What the exercise asks:
Copy every entry exactly as given, minus the images.

-- START OF Records supplied --

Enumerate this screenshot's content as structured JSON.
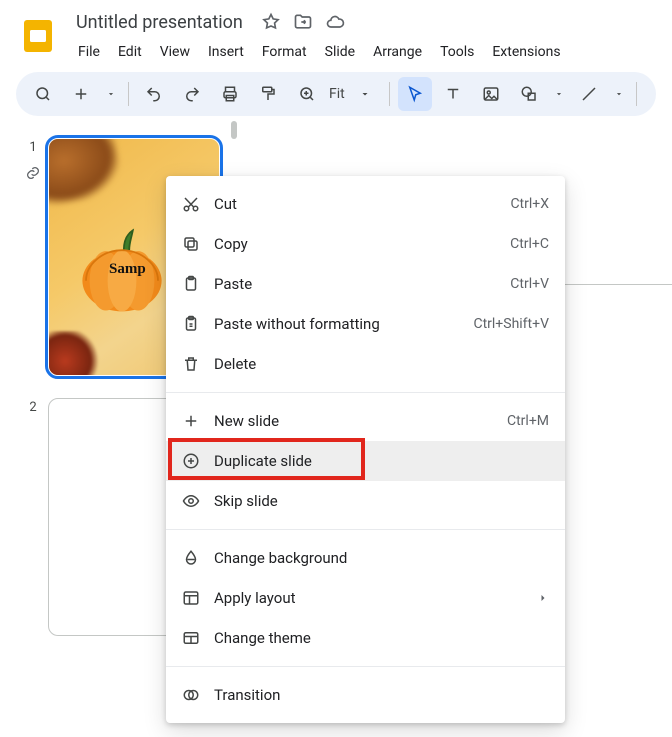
{
  "doc_title": "Untitled presentation",
  "menubar": [
    "File",
    "Edit",
    "View",
    "Insert",
    "Format",
    "Slide",
    "Arrange",
    "Tools",
    "Extensions"
  ],
  "toolbar": {
    "zoom_label": "Fit"
  },
  "slides": {
    "s1_num": "1",
    "s1_sample": "Samp",
    "s2_num": "2"
  },
  "context_menu": {
    "cut": {
      "label": "Cut",
      "shortcut": "Ctrl+X"
    },
    "copy": {
      "label": "Copy",
      "shortcut": "Ctrl+C"
    },
    "paste": {
      "label": "Paste",
      "shortcut": "Ctrl+V"
    },
    "paste_plain": {
      "label": "Paste without formatting",
      "shortcut": "Ctrl+Shift+V"
    },
    "delete": {
      "label": "Delete"
    },
    "new_slide": {
      "label": "New slide",
      "shortcut": "Ctrl+M"
    },
    "duplicate": {
      "label": "Duplicate slide"
    },
    "skip": {
      "label": "Skip slide"
    },
    "change_bg": {
      "label": "Change background"
    },
    "apply_layout": {
      "label": "Apply layout"
    },
    "change_theme": {
      "label": "Change theme"
    },
    "transition": {
      "label": "Transition"
    }
  }
}
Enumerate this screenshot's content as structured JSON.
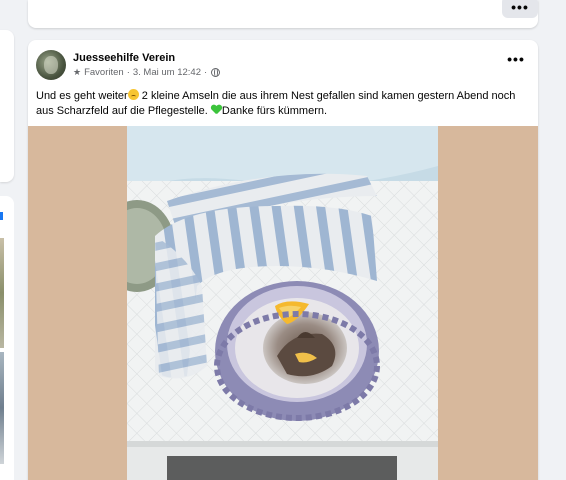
{
  "feed": {
    "previous_post_more": "•••"
  },
  "post": {
    "author": "Juesseehilfe Verein",
    "audience_label": "Favoriten",
    "separator": "·",
    "timestamp": "3. Mai um 12:42",
    "more_label": "•••",
    "text_part1": "Und es geht weiter",
    "text_part2": " 2 kleine  Amseln  die aus ihrem Nest gefallen sind kamen gestern Abend noch aus Scharzfeld auf die Pflegestelle. ",
    "text_part3": "Danke fürs kümmern.",
    "photo_backdrop_color": "#d7b89c"
  }
}
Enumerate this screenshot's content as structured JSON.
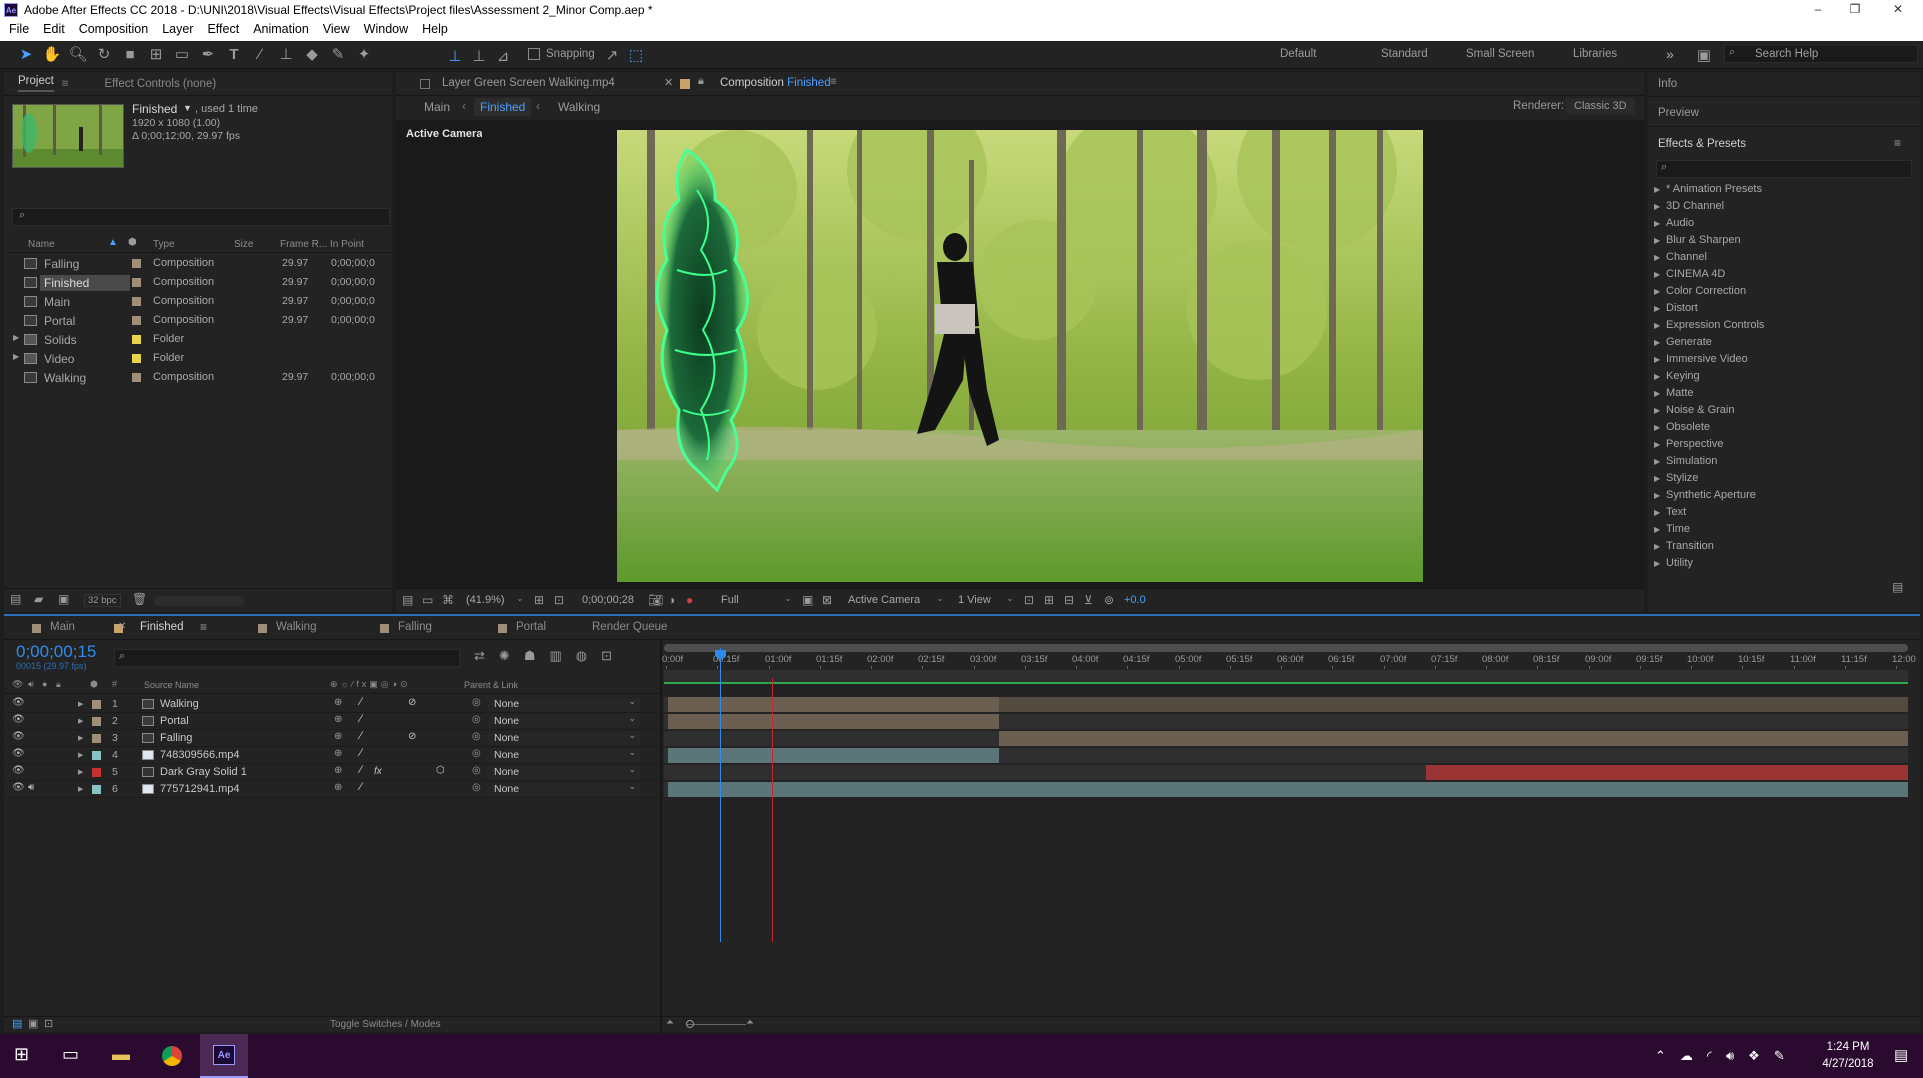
{
  "titlebar": {
    "title": "Adobe After Effects CC 2018 - D:\\UNI\\2018\\Visual Effects\\Visual Effects\\Project files\\Assessment 2_Minor Comp.aep *",
    "min": "–",
    "max": "❐",
    "close": "✕"
  },
  "menu": [
    "File",
    "Edit",
    "Composition",
    "Layer",
    "Effect",
    "Animation",
    "View",
    "Window",
    "Help"
  ],
  "toolbar": {
    "snapping": "Snapping",
    "workspaces": [
      "Default",
      "Standard",
      "Small Screen",
      "Libraries"
    ],
    "more": "»",
    "search_placeholder": "Search Help"
  },
  "project": {
    "tab_project": "Project",
    "tab_effect_controls": "Effect Controls (none)",
    "selected_name": "Finished",
    "used": ", used 1 time",
    "dims": "1920 x 1080 (1.00)",
    "duration": "Δ 0;00;12;00, 29.97 fps",
    "columns": [
      "Name",
      "Type",
      "Size",
      "Frame R...",
      "In Point"
    ],
    "items": [
      {
        "name": "Falling",
        "type": "Composition",
        "fps": "29.97",
        "inpoint": "0;00;00;0",
        "color": "#a08f78",
        "kind": "comp"
      },
      {
        "name": "Finished",
        "type": "Composition",
        "fps": "29.97",
        "inpoint": "0;00;00;0",
        "color": "#a08f78",
        "kind": "comp"
      },
      {
        "name": "Main",
        "type": "Composition",
        "fps": "29.97",
        "inpoint": "0;00;00;0",
        "color": "#a08f78",
        "kind": "comp"
      },
      {
        "name": "Portal",
        "type": "Composition",
        "fps": "29.97",
        "inpoint": "0;00;00;0",
        "color": "#a08f78",
        "kind": "comp"
      },
      {
        "name": "Solids",
        "type": "Folder",
        "fps": "",
        "inpoint": "",
        "color": "#e8d44d",
        "kind": "folder"
      },
      {
        "name": "Video",
        "type": "Folder",
        "fps": "",
        "inpoint": "",
        "color": "#e8d44d",
        "kind": "folder"
      },
      {
        "name": "Walking",
        "type": "Composition",
        "fps": "29.97",
        "inpoint": "0;00;00;0",
        "color": "#a08f78",
        "kind": "comp"
      }
    ],
    "bpc": "32 bpc"
  },
  "viewer": {
    "tab_layer": "Layer  Green Screen Walking.mp4",
    "tab_comp_prefix": "Composition ",
    "tab_comp_name": "Finished",
    "crumbs": [
      "Main",
      "Finished",
      "Walking"
    ],
    "renderer_label": "Renderer:",
    "renderer": "Classic 3D",
    "active_camera": "Active Camera",
    "footer": {
      "zoom": "(41.9%)",
      "timecode": "0;00;00;28",
      "resolution": "Full",
      "camera": "Active Camera",
      "views": "1 View",
      "exposure": "+0.0"
    }
  },
  "right": {
    "info": "Info",
    "preview": "Preview",
    "effects_presets": "Effects & Presets",
    "categories": [
      "* Animation Presets",
      "3D Channel",
      "Audio",
      "Blur & Sharpen",
      "Channel",
      "CINEMA 4D",
      "Color Correction",
      "Distort",
      "Expression Controls",
      "Generate",
      "Immersive Video",
      "Keying",
      "Matte",
      "Noise & Grain",
      "Obsolete",
      "Perspective",
      "Simulation",
      "Stylize",
      "Synthetic Aperture",
      "Text",
      "Time",
      "Transition",
      "Utility"
    ]
  },
  "timeline": {
    "tabs": [
      "Main",
      "Finished",
      "Walking",
      "Falling",
      "Portal",
      "Render Queue"
    ],
    "timecode": "0;00;00;15",
    "timecode_sub": "00015 (29.97 fps)",
    "col_source": "Source Name",
    "col_parent": "Parent & Link",
    "layers": [
      {
        "num": "1",
        "name": "Walking",
        "parent": "None",
        "color": "#a08f78",
        "kind": "comp",
        "fx": "",
        "bar_start": 0.0,
        "bar_end": 1.0,
        "bar_color": "#6a5f51",
        "split": 0.267
      },
      {
        "num": "2",
        "name": "Portal",
        "parent": "None",
        "color": "#a08f78",
        "kind": "comp",
        "fx": "",
        "bar_start": 0.0,
        "bar_end": 0.267,
        "bar_color": "#6a5f51",
        "split": 0
      },
      {
        "num": "3",
        "name": "Falling",
        "parent": "None",
        "color": "#a08f78",
        "kind": "comp",
        "fx": "",
        "bar_start": 0.267,
        "bar_end": 1.0,
        "bar_color": "#6a5f51",
        "split": 0
      },
      {
        "num": "4",
        "name": "748309566.mp4",
        "parent": "None",
        "color": "#8ac2c4",
        "kind": "file",
        "fx": "",
        "bar_start": 0.0,
        "bar_end": 0.267,
        "bar_color": "#5c7579",
        "split": 0
      },
      {
        "num": "5",
        "name": "Dark Gray Solid 1",
        "parent": "None",
        "color": "#c8302f",
        "kind": "solid",
        "fx": "fx",
        "bar_start": 0.611,
        "bar_end": 1.0,
        "bar_color": "#9b3434",
        "split": 0
      },
      {
        "num": "6",
        "name": "775712941.mp4",
        "parent": "None",
        "color": "#8ac2c4",
        "kind": "file",
        "fx": "",
        "bar_start": 0.0,
        "bar_end": 1.0,
        "bar_color": "#5c7579",
        "split": 0
      }
    ],
    "ruler": [
      "0:00f",
      "00:15f",
      "01:00f",
      "01:15f",
      "02:00f",
      "02:15f",
      "03:00f",
      "03:15f",
      "04:00f",
      "04:15f",
      "05:00f",
      "05:15f",
      "06:00f",
      "06:15f",
      "07:00f",
      "07:15f",
      "08:00f",
      "08:15f",
      "09:00f",
      "09:15f",
      "10:00f",
      "10:15f",
      "11:00f",
      "11:15f",
      "12:00"
    ],
    "playhead_fraction": 0.042,
    "toggle": "Toggle Switches / Modes"
  },
  "taskbar": {
    "time": "1:24 PM",
    "date": "4/27/2018"
  },
  "colors": {
    "accent": "#2d8ceb",
    "timecode": "#2d8ceb",
    "panel": "#232323",
    "titlebar": "#ffffff"
  }
}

-- END OF Records supplied --

Output for this exercise:
Enumerate this screenshot's content as structured JSON.
{
  "doc_title": "Untitled presentation",
  "menubar": [
    "File",
    "Edit",
    "View",
    "Insert",
    "Format",
    "Slide",
    "Arrange",
    "Tools",
    "Extensions"
  ],
  "toolbar": {
    "zoom_label": "Fit"
  },
  "slides": {
    "s1_num": "1",
    "s1_sample": "Samp",
    "s2_num": "2"
  },
  "context_menu": {
    "cut": {
      "label": "Cut",
      "shortcut": "Ctrl+X"
    },
    "copy": {
      "label": "Copy",
      "shortcut": "Ctrl+C"
    },
    "paste": {
      "label": "Paste",
      "shortcut": "Ctrl+V"
    },
    "paste_plain": {
      "label": "Paste without formatting",
      "shortcut": "Ctrl+Shift+V"
    },
    "delete": {
      "label": "Delete"
    },
    "new_slide": {
      "label": "New slide",
      "shortcut": "Ctrl+M"
    },
    "duplicate": {
      "label": "Duplicate slide"
    },
    "skip": {
      "label": "Skip slide"
    },
    "change_bg": {
      "label": "Change background"
    },
    "apply_layout": {
      "label": "Apply layout"
    },
    "change_theme": {
      "label": "Change theme"
    },
    "transition": {
      "label": "Transition"
    }
  }
}
Enumerate this screenshot's content as structured JSON.
{
  "feed": {
    "previous_post_more": "•••"
  },
  "post": {
    "author": "Juesseehilfe Verein",
    "audience_label": "Favoriten",
    "separator": "·",
    "timestamp": "3. Mai um 12:42",
    "more_label": "•••",
    "text_part1": "Und es geht weiter",
    "text_part2": " 2 kleine  Amseln  die aus ihrem Nest gefallen sind kamen gestern Abend noch aus Scharzfeld auf die Pflegestelle. ",
    "text_part3": "Danke fürs kümmern.",
    "photo_backdrop_color": "#d7b89c"
  }
}
Enumerate this screenshot's content as structured JSON.
{
  "titlebar": {
    "title": "Adobe After Effects CC 2018 - D:\\UNI\\2018\\Visual Effects\\Visual Effects\\Project files\\Assessment 2_Minor Comp.aep *",
    "min": "–",
    "max": "❐",
    "close": "✕"
  },
  "menu": [
    "File",
    "Edit",
    "Composition",
    "Layer",
    "Effect",
    "Animation",
    "View",
    "Window",
    "Help"
  ],
  "toolbar": {
    "snapping": "Snapping",
    "workspaces": [
      "Default",
      "Standard",
      "Small Screen",
      "Libraries"
    ],
    "more": "»",
    "search_placeholder": "Search Help"
  },
  "project": {
    "tab_project": "Project",
    "tab_effect_controls": "Effect Controls (none)",
    "selected_name": "Finished",
    "used": ", used 1 time",
    "dims": "1920 x 1080 (1.00)",
    "duration": "Δ 0;00;12;00, 29.97 fps",
    "columns": [
      "Name",
      "Type",
      "Size",
      "Frame R...",
      "In Point"
    ],
    "items": [
      {
        "name": "Falling",
        "type": "Composition",
        "fps": "29.97",
        "inpoint": "0;00;00;0",
        "color": "#a08f78",
        "kind": "comp"
      },
      {
        "name": "Finished",
        "type": "Composition",
        "fps": "29.97",
        "inpoint": "0;00;00;0",
        "color": "#a08f78",
        "kind": "comp"
      },
      {
        "name": "Main",
        "type": "Composition",
        "fps": "29.97",
        "inpoint": "0;00;00;0",
        "color": "#a08f78",
        "kind": "comp"
      },
      {
        "name": "Portal",
        "type": "Composition",
        "fps": "29.97",
        "inpoint": "0;00;00;0",
        "color": "#a08f78",
        "kind": "comp"
      },
      {
        "name": "Solids",
        "type": "Folder",
        "fps": "",
        "inpoint": "",
        "color": "#e8d44d",
        "kind": "folder"
      },
      {
        "name": "Video",
        "type": "Folder",
        "fps": "",
        "inpoint": "",
        "color": "#e8d44d",
        "kind": "folder"
      },
      {
        "name": "Walking",
        "type": "Composition",
        "fps": "29.97",
        "inpoint": "0;00;00;0",
        "color": "#a08f78",
        "kind": "comp"
      }
    ],
    "bpc": "32 bpc"
  },
  "viewer": {
    "tab_layer": "Layer  Green Screen Walking.mp4",
    "tab_comp_prefix": "Composition ",
    "tab_comp_name": "Finished",
    "crumbs": [
      "Main",
      "Finished",
      "Walking"
    ],
    "renderer_label": "Renderer:",
    "renderer": "Classic 3D",
    "active_camera": "Active Camera",
    "footer": {
      "zoom": "(41.9%)",
      "timecode": "0;00;00;28",
      "resolution": "Full",
      "camera": "Active Camera",
      "views": "1 View",
      "exposure": "+0.0"
    }
  },
  "right": {
    "info": "Info",
    "preview": "Preview",
    "effects_presets": "Effects & Presets",
    "categories": [
      "* Animation Presets",
      "3D Channel",
      "Audio",
      "Blur & Sharpen",
      "Channel",
      "CINEMA 4D",
      "Color Correction",
      "Distort",
      "Expression Controls",
      "Generate",
      "Immersive Video",
      "Keying",
      "Matte",
      "Noise & Grain",
      "Obsolete",
      "Perspective",
      "Simulation",
      "Stylize",
      "Synthetic Aperture",
      "Text",
      "Time",
      "Transition",
      "Utility"
    ]
  },
  "timeline": {
    "tabs": [
      "Main",
      "Finished",
      "Walking",
      "Falling",
      "Portal",
      "Render Queue"
    ],
    "timecode": "0;00;00;15",
    "timecode_sub": "00015 (29.97 fps)",
    "col_source": "Source Name",
    "col_parent": "Parent & Link",
    "layers": [
      {
        "num": "1",
        "name": "Walking",
        "parent": "None",
        "color": "#a08f78",
        "kind": "comp",
        "fx": "",
        "bar_start": 0.0,
        "bar_end": 1.0,
        "bar_color": "#6a5f51",
        "split": 0.267
      },
      {
        "num": "2",
        "name": "Portal",
        "parent": "None",
        "color": "#a08f78",
        "kind": "comp",
        "fx": "",
        "bar_start": 0.0,
        "bar_end": 0.267,
        "bar_color": "#6a5f51",
        "split": 0
      },
      {
        "num": "3",
        "name": "Falling",
        "parent": "None",
        "color": "#a08f78",
        "kind": "comp",
        "fx": "",
        "bar_start": 0.267,
        "bar_end": 1.0,
        "bar_color": "#6a5f51",
        "split": 0
      },
      {
        "num": "4",
        "name": "748309566.mp4",
        "parent": "None",
        "color": "#8ac2c4",
        "kind": "file",
        "fx": "",
        "bar_start": 0.0,
        "bar_end": 0.267,
        "bar_color": "#5c7579",
        "split": 0
      },
      {
        "num": "5",
        "name": "Dark Gray Solid 1",
        "parent": "None",
        "color": "#c8302f",
        "kind": "solid",
        "fx": "fx",
        "bar_start": 0.611,
        "bar_end": 1.0,
        "bar_color": "#9b3434",
        "split": 0
      },
      {
        "num": "6",
        "name": "775712941.mp4",
        "parent": "None",
        "color": "#8ac2c4",
        "kind": "file",
        "fx": "",
        "bar_start": 0.0,
        "bar_end": 1.0,
        "bar_color": "#5c7579",
        "split": 0
      }
    ],
    "ruler": [
      "0:00f",
      "00:15f",
      "01:00f",
      "01:15f",
      "02:00f",
      "02:15f",
      "03:00f",
      "03:15f",
      "04:00f",
      "04:15f",
      "05:00f",
      "05:15f",
      "06:00f",
      "06:15f",
      "07:00f",
      "07:15f",
      "08:00f",
      "08:15f",
      "09:00f",
      "09:15f",
      "10:00f",
      "10:15f",
      "11:00f",
      "11:15f",
      "12:00"
    ],
    "playhead_fraction": 0.042,
    "toggle": "Toggle Switches / Modes"
  },
  "taskbar": {
    "time": "1:24 PM",
    "date": "4/27/2018"
  },
  "colors": {
    "accent": "#2d8ceb",
    "timecode": "#2d8ceb",
    "panel": "#232323",
    "titlebar": "#ffffff"
  }
}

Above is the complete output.